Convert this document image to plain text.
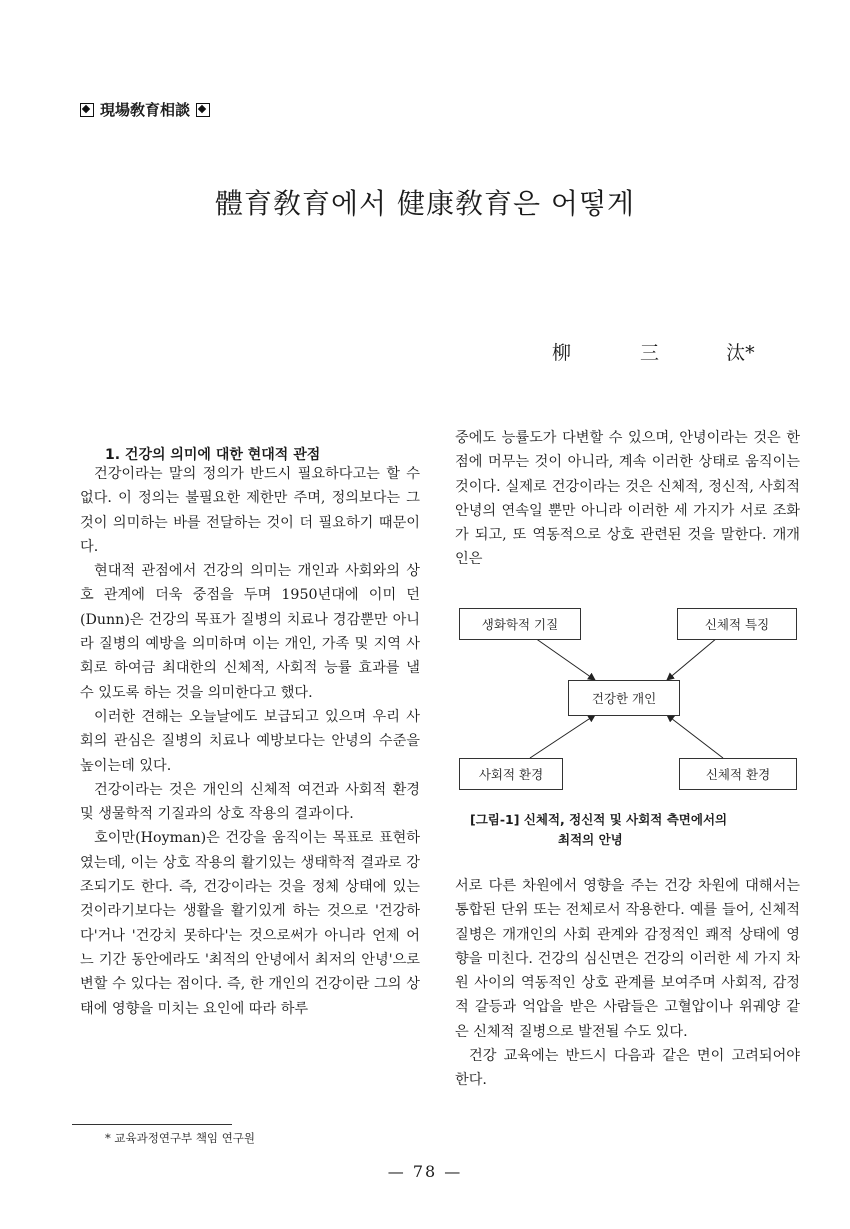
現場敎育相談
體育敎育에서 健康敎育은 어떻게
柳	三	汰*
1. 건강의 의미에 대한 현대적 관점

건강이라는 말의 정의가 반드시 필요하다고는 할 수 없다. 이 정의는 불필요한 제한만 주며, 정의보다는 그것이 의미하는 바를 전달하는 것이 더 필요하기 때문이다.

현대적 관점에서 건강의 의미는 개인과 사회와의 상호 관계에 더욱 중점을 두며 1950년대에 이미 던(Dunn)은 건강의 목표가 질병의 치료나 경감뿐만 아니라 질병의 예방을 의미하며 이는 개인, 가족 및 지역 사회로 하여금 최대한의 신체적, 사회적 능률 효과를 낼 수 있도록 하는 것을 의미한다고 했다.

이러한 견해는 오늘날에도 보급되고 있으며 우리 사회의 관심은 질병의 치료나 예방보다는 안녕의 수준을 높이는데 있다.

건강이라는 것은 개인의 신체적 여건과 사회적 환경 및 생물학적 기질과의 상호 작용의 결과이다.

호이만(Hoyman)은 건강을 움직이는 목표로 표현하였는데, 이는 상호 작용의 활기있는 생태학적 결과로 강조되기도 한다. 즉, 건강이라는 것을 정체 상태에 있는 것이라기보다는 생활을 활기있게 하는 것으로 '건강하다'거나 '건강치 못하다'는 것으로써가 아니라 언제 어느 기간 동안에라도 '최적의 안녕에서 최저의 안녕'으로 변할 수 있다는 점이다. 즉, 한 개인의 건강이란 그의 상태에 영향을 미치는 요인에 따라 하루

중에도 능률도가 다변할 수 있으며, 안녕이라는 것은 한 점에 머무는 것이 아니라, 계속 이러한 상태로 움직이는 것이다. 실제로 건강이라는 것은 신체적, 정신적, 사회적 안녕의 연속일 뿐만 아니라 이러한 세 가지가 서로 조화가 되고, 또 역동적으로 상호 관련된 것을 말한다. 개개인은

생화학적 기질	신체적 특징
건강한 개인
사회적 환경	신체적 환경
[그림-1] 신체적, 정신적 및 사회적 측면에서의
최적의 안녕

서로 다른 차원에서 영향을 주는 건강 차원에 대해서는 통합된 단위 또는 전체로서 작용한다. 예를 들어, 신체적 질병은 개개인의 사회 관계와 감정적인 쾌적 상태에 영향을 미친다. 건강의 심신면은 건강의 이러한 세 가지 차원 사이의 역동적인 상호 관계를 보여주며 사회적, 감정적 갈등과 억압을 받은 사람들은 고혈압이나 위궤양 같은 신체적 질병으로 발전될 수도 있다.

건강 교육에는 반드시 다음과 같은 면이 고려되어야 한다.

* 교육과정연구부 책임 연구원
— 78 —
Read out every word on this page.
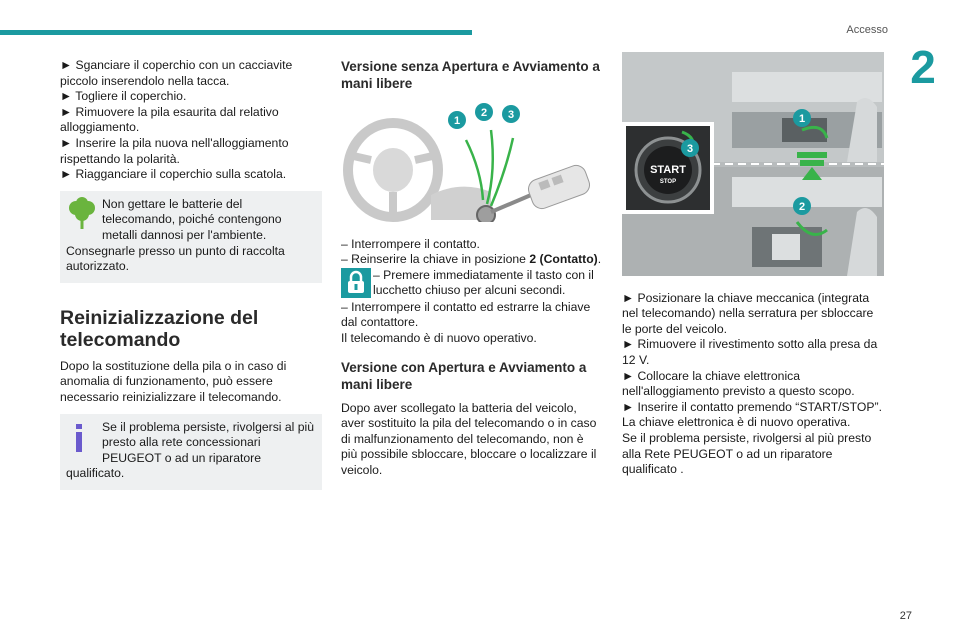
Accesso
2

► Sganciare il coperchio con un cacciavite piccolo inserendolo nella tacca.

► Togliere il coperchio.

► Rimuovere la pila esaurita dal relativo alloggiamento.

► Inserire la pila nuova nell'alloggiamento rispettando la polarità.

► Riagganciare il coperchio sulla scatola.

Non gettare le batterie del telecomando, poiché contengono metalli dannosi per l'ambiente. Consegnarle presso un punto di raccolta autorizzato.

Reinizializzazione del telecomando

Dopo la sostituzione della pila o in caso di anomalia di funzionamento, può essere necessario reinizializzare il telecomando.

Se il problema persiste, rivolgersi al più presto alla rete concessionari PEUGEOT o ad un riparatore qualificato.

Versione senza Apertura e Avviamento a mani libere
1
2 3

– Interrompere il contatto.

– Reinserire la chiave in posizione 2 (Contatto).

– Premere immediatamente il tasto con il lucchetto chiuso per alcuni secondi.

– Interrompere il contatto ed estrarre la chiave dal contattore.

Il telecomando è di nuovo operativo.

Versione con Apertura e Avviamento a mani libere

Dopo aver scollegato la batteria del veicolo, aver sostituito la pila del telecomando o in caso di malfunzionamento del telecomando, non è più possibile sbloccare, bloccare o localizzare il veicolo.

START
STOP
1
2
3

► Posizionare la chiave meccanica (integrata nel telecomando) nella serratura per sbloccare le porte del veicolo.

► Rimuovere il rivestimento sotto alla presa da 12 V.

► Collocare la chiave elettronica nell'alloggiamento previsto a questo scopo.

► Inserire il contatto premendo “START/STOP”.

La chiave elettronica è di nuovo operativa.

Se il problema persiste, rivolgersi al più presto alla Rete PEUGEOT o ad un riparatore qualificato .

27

*Task requirements*. Using the records above, select and copy every line that has the word "caso".

*Reply*.
Dopo la sostituzione della pila o in caso di anomalia di funzionamento, può essere necessario reinizializzare il telecomando.
Dopo aver scollegato la batteria del veicolo, aver sostituito la pila del telecomando o in caso di malfunzionamento del telecomando, non è più possibile sbloccare, bloccare o localizzare il veicolo.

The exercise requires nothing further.